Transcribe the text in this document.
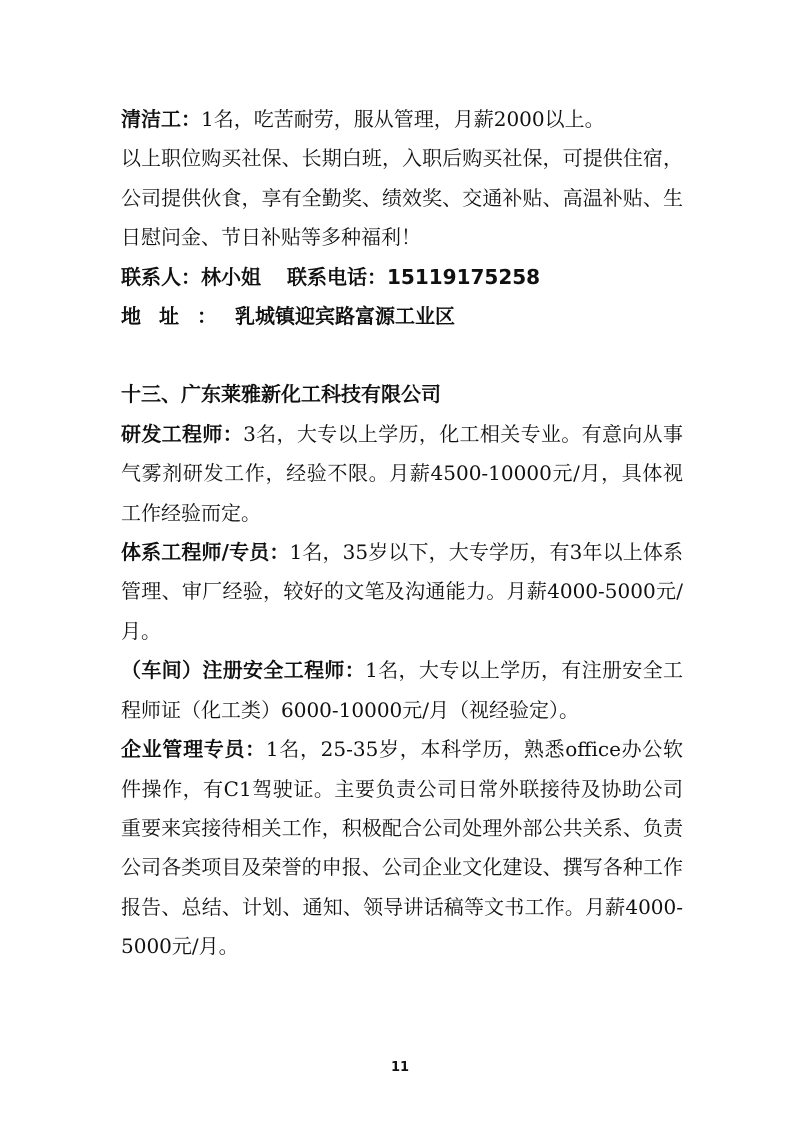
清洁工：1名，吃苦耐劳，服从管理，月薪2000以上。

以上职位购买社保、长期白班，入职后购买社保，可提供住宿，公司提供伙食，享有全勤奖、绩效奖、交通补贴、高温补贴、生日慰问金、节日补贴等多种福利！

联系人：林小姐 联系电话：15119175258

地址：乳城镇迎宾路富源工业区

十三、广东莱雅新化工科技有限公司

研发工程师：3名，大专以上学历，化工相关专业。有意向从事气雾剂研发工作，经验不限。月薪4500-10000元/月，具体视工作经验而定。

体系工程师/专员：1名，35岁以下，大专学历，有3年以上体系管理、审厂经验，较好的文笔及沟通能力。月薪4000-5000元/月。

（车间）注册安全工程师：1名，大专以上学历，有注册安全工程师证（化工类）6000-10000元/月（视经验定）。

企业管理专员：1名，25-35岁，本科学历，熟悉office办公软件操作，有C1驾驶证。主要负责公司日常外联接待及协助公司重要来宾接待相关工作，积极配合公司处理外部公共关系、负责公司各类项目及荣誉的申报、公司企业文化建设、撰写各种工作报告、总结、计划、通知、领导讲话稿等文书工作。月薪4000-5000元/月。

11
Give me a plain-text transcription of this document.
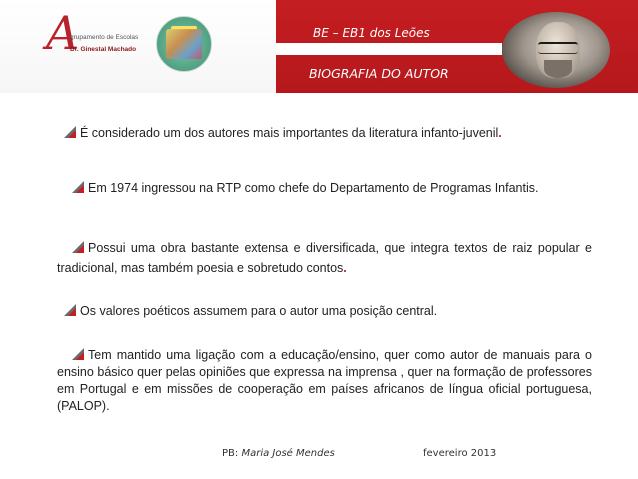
A
grupamento de Escolas
Dr. Ginestal Machado
BE – EB1 dos Leões
BIOGRAFIA DO AUTOR
É considerado um dos autores mais importantes da literatura infanto-juvenil.
Em 1974 ingressou na RTP como chefe do Departamento de Programas Infantis.
Possui uma obra bastante extensa e diversificada, que integra textos de raiz popular e tradicional, mas também poesia e sobretudo contos.
Os valores poéticos assumem para o autor uma posição central.
Tem mantido uma ligação com a educação/ensino, quer como autor de manuais para o ensino básico quer pelas opiniões que expressa na imprensa , quer na formação de professores em Portugal e em missões de cooperação em países africanos de língua oficial portuguesa, (PALOP).
PB: Maria José Mendes	fevereiro 2013
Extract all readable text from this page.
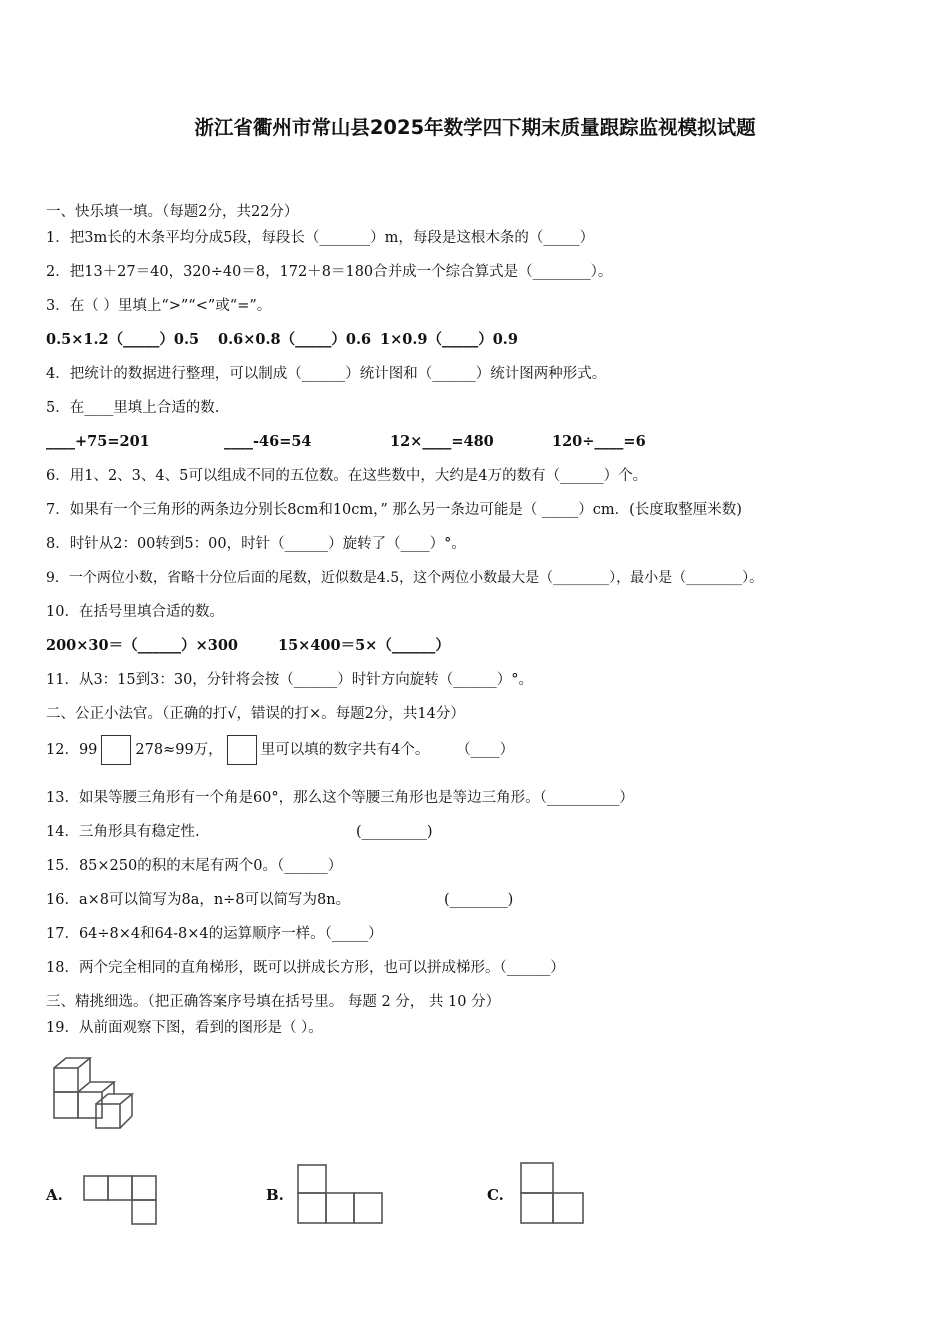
浙江省衢州市常山县2025年数学四下期末质量跟踪监视模拟试题
一、快乐填一填。（每题2分，共22分）
1．把3m长的木条平均分成5段，每段长（_______）m，每段是这根木条的（_____）
2．把13＋27＝40，320÷40＝8，172＋8＝180合并成一个综合算式是（________）。
3．在（ ）里填上“>”“<”或“=”。
0.5×1.2（_____）0.5 0.6×0.8（_____）0.6 1×0.9（_____）0.9
4．把统计的数据进行整理，可以制成（______）统计图和（______）统计图两种形式。
5．在____里填上合适的数.
____+75=201	____-46=54	12×____=480	120÷____=6
6．用1、2、3、4、5可以组成不同的五位数。在这些数中，大约是4万的数有（______）个。
7．如果有一个三角形的两条边分别长8cm和10cm，” 那么另一条边可能是（ _____）cm．(长度取整厘米数)
8．时针从2：00转到5：00，时针（______）旋转了（____）°。
9．一个两位小数，省略十分位后面的尾数，近似数是4.5，这个两位小数最大是（________），最小是（________）。
10．在括号里填合适的数。
200×30＝（______）×300	15×400＝5×（______）
11．从3：15到3：30，分针将会按（______）时针方向旋转（______）°。
二、公正小法官。（正确的打√，错误的打×。每题2分，共14分）
12．99	278≈99万，	里可以填的数字共有4个。 （____）
13．如果等腰三角形有一个角是60°，那么这个等腰三角形也是等边三角形。（__________）
14．三角形具有稳定性.	(_________)
15．85×250的积的末尾有两个0。（______）
16．a×8可以简写为8a，n÷8可以简写为8n。	(________)
17．64÷8×4和64-8×4的运算顺序一样。（_____）
18．两个完全相同的直角梯形，既可以拼成长方形，也可以拼成梯形。（______）
三、精挑细选。（把正确答案序号填在括号里。 每题 2 分， 共 10 分）
19．从前面观察下图，看到的图形是（ ）。
A.	B.	C.
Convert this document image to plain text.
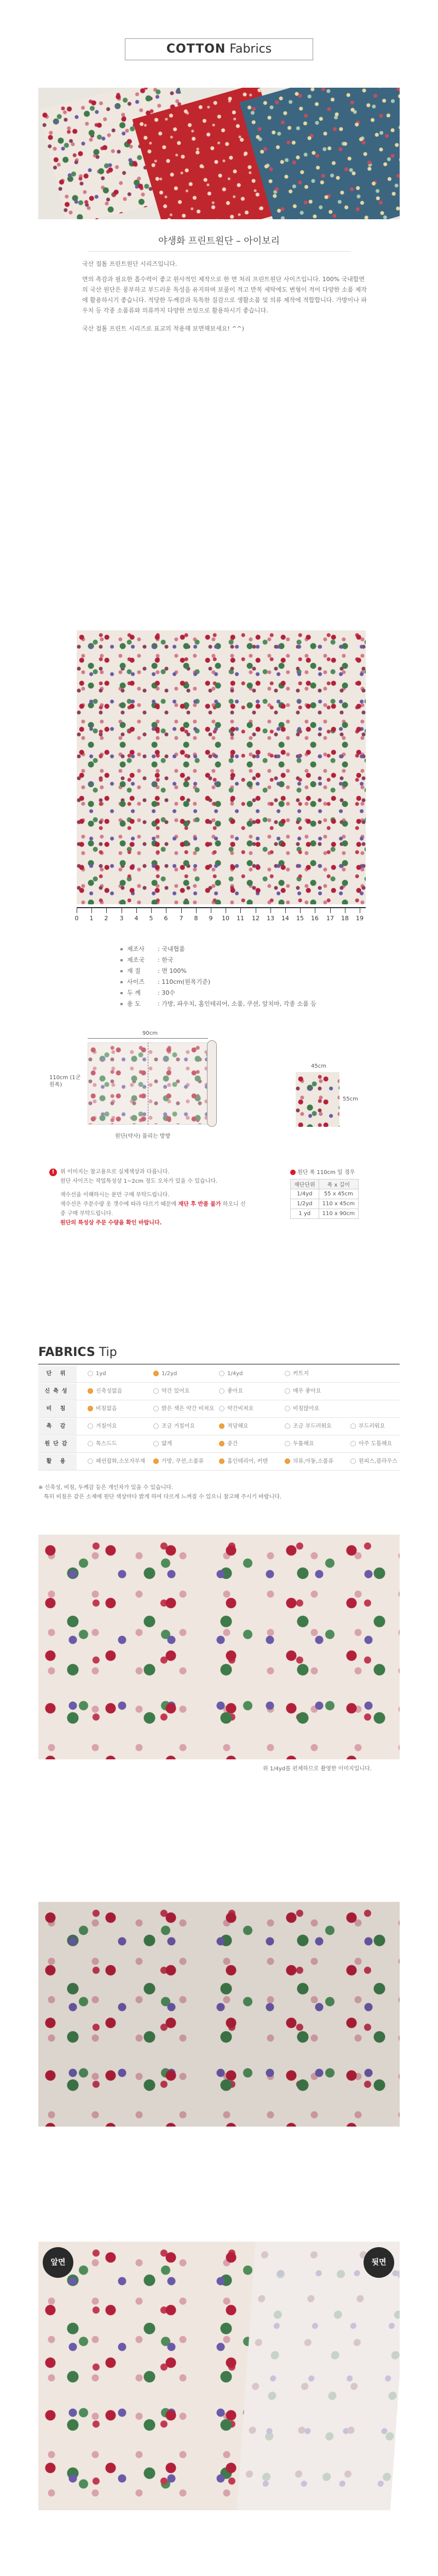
COTTON Fabrics
야생화 프린트원단 – 아이보리
국산 접톰 프린트원단 시리즈입니다.
면의 촉감과 필요한 흡수력이 좋고 원사적인 제작으로 한 면 처리 프린트원단 사이즈입니다. 100% 국내합면의 국산 원단은 풍부하고 부드러운 특성을 유지하며 보풀이 적고 반복 세탁에도 변형이 적어 다양한 소품 제작에 활용하시기 좋습니다. 적당한 두께감과 독특한 질감으로 생활소품 및 의류 제작에 적합합니다. 가방이나 파우치 등 각종 소품류와 의류까지 다양한 쓰임으로 활용하시기 좋습니다.
국산 접톰 프린트 시리즈로 표교의 착용해 보면해보세요! ^^)
0	1	2	3	4	5	6	7	8	9	10 11 12 13 14 15 16 17 18 19
제조사 : 국내협품
제조국 : 한국
재 질	: 면 100%
사이즈 : 110cm(원폭기준)
두 께	: 30수
용 도	: 가방, 파우치, 홈인테리어, 소품, 쿠션, 앞치마, 각종 소품 등
90cm
110cm (1군 원폭)
원단(약사) 풀리는 방향
45cm
55cm
!	위 이미지는 참고용으로 실제색상과 다릅니다.
원단 사이즈는 작업특성상 1~2cm 정도 오차가 있을 수 있습니다.
색수선을 이해하시는 분만 구매 부탁드립니다.
색수선은 주문수량 옷 갯수에 따라 다르기 때문에 재단 후 반품 불가 하오니 신중 구매 부탁드립니다.
원단의 특성상 주문 수량을 확인 바랍니다.
원단 폭 110cm 일 경우
재단단위	폭 x 길이
1/4yd	55 x 45cm
1/2yd	110 x 45cm
1 yd	110 x 90cm
FABRICS Tip
단 위	1yd	1/2yd	1/4yd	커트지
신축성	신축성없음	약간 있어요	좋아요	매우 좋아요
비 침	비침없음	밝은 색은 약간 비쳐요	약간비쳐요	비침많아요
촉 감	거칠어요	조금 거칠어요	적당해요	조금 부드러워요	부드러워요
원단감	톡스드드	얇게	중간	두툼해요	아주 도톰해요
활 용	패션잡화,소모자부재	가방, 쿠션,소품류	홈인테리어, 커텐	의류,아동,소품류	원피스,블라우스
※ 신축성, 비침, 두께감 등은 개인차가 있을 수 있습니다.
특히 비침은 같은 소재에 원단 색상마다 밝게 하여 다르게 느껴질 수 있으니 참고해 주시기 바랍니다.
위 1/4yd를 펀체하므로 촬영한 이미지입니다.
앞면	뒷면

**Exercise goal**
Output the lines above in full and exactly as given, omitting any pictures.

**Output**
Transcribe the text in this document.
清洁工：1名，吃苦耐劳，服从管理，月薪2000以上。

以上职位购买社保、长期白班，入职后购买社保，可提供住宿，公司提供伙食，享有全勤奖、绩效奖、交通补贴、高温补贴、生日慰问金、节日补贴等多种福利！

联系人：林小姐 联系电话：15119175258

地址：乳城镇迎宾路富源工业区

十三、广东莱雅新化工科技有限公司

研发工程师：3名，大专以上学历，化工相关专业。有意向从事气雾剂研发工作，经验不限。月薪4500-10000元/月，具体视工作经验而定。

体系工程师/专员：1名，35岁以下，大专学历，有3年以上体系管理、审厂经验，较好的文笔及沟通能力。月薪4000-5000元/月。

（车间）注册安全工程师：1名，大专以上学历，有注册安全工程师证（化工类）6000-10000元/月（视经验定）。

企业管理专员：1名，25-35岁，本科学历，熟悉office办公软件操作，有C1驾驶证。主要负责公司日常外联接待及协助公司重要来宾接待相关工作，积极配合公司处理外部公共关系、负责公司各类项目及荣誉的申报、公司企业文化建设、撰写各种工作报告、总结、计划、通知、领导讲话稿等文书工作。月薪4000-5000元/月。

11
Give me a plain-text transcription of this document.
A
grupamento de Escolas
Dr. Ginestal Machado
BE – EB1 dos Leões
BIOGRAFIA DO AUTOR
É considerado um dos autores mais importantes da literatura infanto-juvenil.
Em 1974 ingressou na RTP como chefe do Departamento de Programas Infantis.
Possui uma obra bastante extensa e diversificada, que integra textos de raiz popular e tradicional, mas também poesia e sobretudo contos.
Os valores poéticos assumem para o autor uma posição central.
Tem mantido uma ligação com a educação/ensino, quer como autor de manuais para o ensino básico quer pelas opiniões que expressa na imprensa , quer na formação de professores em Portugal e em missões de cooperação em países africanos de língua oficial portuguesa, (PALOP).
PB: Maria José Mendes	fevereiro 2013
Extract all readable text from this page.
浙江省衢州市常山县2025年数学四下期末质量跟踪监视模拟试题
一、快乐填一填。（每题2分，共22分）
1．把3m长的木条平均分成5段，每段长（_______）m，每段是这根木条的（_____）
2．把13＋27＝40，320÷40＝8，172＋8＝180合并成一个综合算式是（________）。
3．在（ ）里填上“>”“<”或“=”。
0.5×1.2（_____）0.5 0.6×0.8（_____）0.6 1×0.9（_____）0.9
4．把统计的数据进行整理，可以制成（______）统计图和（______）统计图两种形式。
5．在____里填上合适的数.
____+75=201	____-46=54	12×____=480	120÷____=6
6．用1、2、3、4、5可以组成不同的五位数。在这些数中，大约是4万的数有（______）个。
7．如果有一个三角形的两条边分别长8cm和10cm，” 那么另一条边可能是（ _____）cm．(长度取整厘米数)
8．时针从2：00转到5：00，时针（______）旋转了（____）°。
9．一个两位小数，省略十分位后面的尾数，近似数是4.5，这个两位小数最大是（________），最小是（________）。
10．在括号里填合适的数。
200×30＝（______）×300	15×400＝5×（______）
11．从3：15到3：30，分针将会按（______）时针方向旋转（______）°。
二、公正小法官。（正确的打√，错误的打×。每题2分，共14分）
12．99	278≈99万，	里可以填的数字共有4个。 （____）
13．如果等腰三角形有一个角是60°，那么这个等腰三角形也是等边三角形。（__________）
14．三角形具有稳定性.	(_________)
15．85×250的积的末尾有两个0。（______）
16．a×8可以简写为8a，n÷8可以简写为8n。	(________)
17．64÷8×4和64-8×4的运算顺序一样。（_____）
18．两个完全相同的直角梯形，既可以拼成长方形，也可以拼成梯形。（______）
三、精挑细选。（把正确答案序号填在括号里。 每题 2 分， 共 10 分）
19．从前面观察下图，看到的图形是（ ）。
A.	B.	C.
Convert this document image to plain text.
COTTON Fabrics
야생화 프린트원단 – 아이보리
국산 접톰 프린트원단 시리즈입니다.
면의 촉감과 필요한 흡수력이 좋고 원사적인 제작으로 한 면 처리 프린트원단 사이즈입니다. 100% 국내합면의 국산 원단은 풍부하고 부드러운 특성을 유지하며 보풀이 적고 반복 세탁에도 변형이 적어 다양한 소품 제작에 활용하시기 좋습니다. 적당한 두께감과 독특한 질감으로 생활소품 및 의류 제작에 적합합니다. 가방이나 파우치 등 각종 소품류와 의류까지 다양한 쓰임으로 활용하시기 좋습니다.
국산 접톰 프린트 시리즈로 표교의 착용해 보면해보세요! ^^)
0	1	2	3	4	5	6	7	8	9	10 11 12 13 14 15 16 17 18 19
제조사 : 국내협품
제조국 : 한국
재 질	: 면 100%
사이즈 : 110cm(원폭기준)
두 께	: 30수
용 도	: 가방, 파우치, 홈인테리어, 소품, 쿠션, 앞치마, 각종 소품 등
90cm
110cm (1군 원폭)
원단(약사) 풀리는 방향
45cm
55cm
!	위 이미지는 참고용으로 실제색상과 다릅니다.
원단 사이즈는 작업특성상 1~2cm 정도 오차가 있을 수 있습니다.
색수선을 이해하시는 분만 구매 부탁드립니다.
색수선은 주문수량 옷 갯수에 따라 다르기 때문에 재단 후 반품 불가 하오니 신중 구매 부탁드립니다.
원단의 특성상 주문 수량을 확인 바랍니다.
원단 폭 110cm 일 경우
재단단위	폭 x 길이
1/4yd	55 x 45cm
1/2yd	110 x 45cm
1 yd	110 x 90cm
FABRICS Tip
단 위	1yd	1/2yd	1/4yd	커트지
신축성	신축성없음	약간 있어요	좋아요	매우 좋아요
비 침	비침없음	밝은 색은 약간 비쳐요	약간비쳐요	비침많아요
촉 감	거칠어요	조금 거칠어요	적당해요	조금 부드러워요	부드러워요
원단감	톡스드드	얇게	중간	두툼해요	아주 도톰해요
활 용	패션잡화,소모자부재	가방, 쿠션,소품류	홈인테리어, 커텐	의류,아동,소품류	원피스,블라우스
※ 신축성, 비침, 두께감 등은 개인차가 있을 수 있습니다.
특히 비침은 같은 소재에 원단 색상마다 밝게 하여 다르게 느껴질 수 있으니 참고해 주시기 바랍니다.
위 1/4yd를 펀체하므로 촬영한 이미지입니다.
앞면	뒷면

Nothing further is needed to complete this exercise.